WRITTEN EXERCISE:
Write out exactly the lines between the line containing "Transcribe this image's" and the end of the records, counting both ends, and leave out all pictures.

DATASET ENTRIES:
• • •

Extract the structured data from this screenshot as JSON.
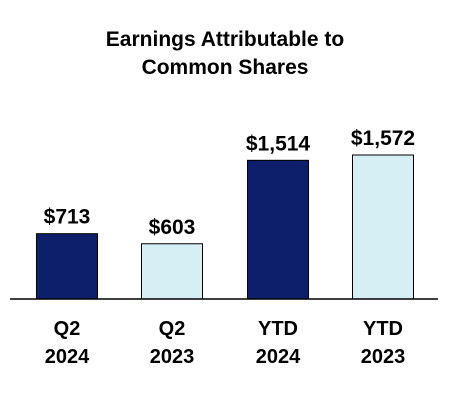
{
  "chart_data": {
    "type": "bar",
    "title_lines": [
      "Earnings Attributable to",
      "Common Shares"
    ],
    "categories": [
      [
        "Q2",
        "2024"
      ],
      [
        "Q2",
        "2023"
      ],
      [
        "YTD",
        "2024"
      ],
      [
        "YTD",
        "2023"
      ]
    ],
    "values": [
      713,
      603,
      1514,
      1572
    ],
    "value_labels": [
      "$713",
      "$603",
      "$1,514",
      "$1,572"
    ],
    "bar_colors": [
      "#0d1f6b",
      "#d6eff4",
      "#0d1f6b",
      "#d6eff4"
    ],
    "bar_stroke": "#000000",
    "ylim": [
      0,
      1572
    ],
    "grid": false,
    "legend": "none"
  }
}
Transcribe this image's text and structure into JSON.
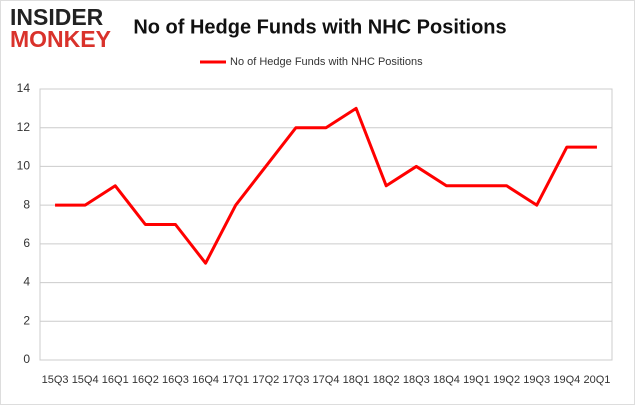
{
  "logo": {
    "line1": "INSIDER",
    "line2": "MONKEY"
  },
  "chart_data": {
    "type": "line",
    "title": "No of Hedge Funds with NHC Positions",
    "categories": [
      "15Q3",
      "15Q4",
      "16Q1",
      "16Q2",
      "16Q3",
      "16Q4",
      "17Q1",
      "17Q2",
      "17Q3",
      "17Q4",
      "18Q1",
      "18Q2",
      "18Q3",
      "18Q4",
      "19Q1",
      "19Q2",
      "19Q3",
      "19Q4",
      "20Q1"
    ],
    "series": [
      {
        "name": "No of Hedge Funds with NHC Positions",
        "color": "#ff0000",
        "values": [
          8,
          8,
          9,
          7,
          7,
          5,
          8,
          10,
          12,
          12,
          13,
          9,
          10,
          9,
          9,
          9,
          8,
          11,
          11
        ]
      }
    ],
    "ylim": [
      0,
      14
    ],
    "yticks": [
      0,
      2,
      4,
      6,
      8,
      10,
      12,
      14
    ],
    "grid": true,
    "legend": "top"
  }
}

• • •

EXERCISE RESULT:
Transcribe this image's text and structure into JSON.
{
  "logo": {
    "line1": "INSIDER",
    "line2": "MONKEY"
  },
  "chart_data": {
    "type": "line",
    "title": "No of Hedge Funds with NHC Positions",
    "categories": [
      "15Q3",
      "15Q4",
      "16Q1",
      "16Q2",
      "16Q3",
      "16Q4",
      "17Q1",
      "17Q2",
      "17Q3",
      "17Q4",
      "18Q1",
      "18Q2",
      "18Q3",
      "18Q4",
      "19Q1",
      "19Q2",
      "19Q3",
      "19Q4",
      "20Q1"
    ],
    "series": [
      {
        "name": "No of Hedge Funds with NHC Positions",
        "color": "#ff0000",
        "values": [
          8,
          8,
          9,
          7,
          7,
          5,
          8,
          10,
          12,
          12,
          13,
          9,
          10,
          9,
          9,
          9,
          8,
          11,
          11
        ]
      }
    ],
    "ylim": [
      0,
      14
    ],
    "yticks": [
      0,
      2,
      4,
      6,
      8,
      10,
      12,
      14
    ],
    "grid": true,
    "legend": "top"
  }
}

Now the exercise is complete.